• **EXERCISE GOAL**
Copy out all of the data exactly as it appears.

--- RECORDS TO PROCESS ---

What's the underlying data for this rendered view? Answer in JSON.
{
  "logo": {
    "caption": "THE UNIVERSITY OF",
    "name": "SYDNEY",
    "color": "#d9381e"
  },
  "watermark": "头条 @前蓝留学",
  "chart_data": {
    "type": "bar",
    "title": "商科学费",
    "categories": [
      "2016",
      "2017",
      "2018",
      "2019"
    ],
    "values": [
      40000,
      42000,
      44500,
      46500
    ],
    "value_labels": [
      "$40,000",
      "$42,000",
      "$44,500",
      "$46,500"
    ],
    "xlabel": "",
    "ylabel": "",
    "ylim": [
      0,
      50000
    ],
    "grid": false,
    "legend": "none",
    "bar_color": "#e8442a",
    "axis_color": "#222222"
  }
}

---

• **RESULT BELOW**
What's the underlying data for this rendered view? Answer in JSON.
{
  "logo": {
    "caption": "THE UNIVERSITY OF",
    "name": "SYDNEY",
    "color": "#d9381e"
  },
  "watermark": "头条 @前蓝留学",
  "chart_data": {
    "type": "bar",
    "title": "商科学费",
    "categories": [
      "2016",
      "2017",
      "2018",
      "2019"
    ],
    "values": [
      40000,
      42000,
      44500,
      46500
    ],
    "value_labels": [
      "$40,000",
      "$42,000",
      "$44,500",
      "$46,500"
    ],
    "xlabel": "",
    "ylabel": "",
    "ylim": [
      0,
      50000
    ],
    "grid": false,
    "legend": "none",
    "bar_color": "#e8442a",
    "axis_color": "#222222"
  }
}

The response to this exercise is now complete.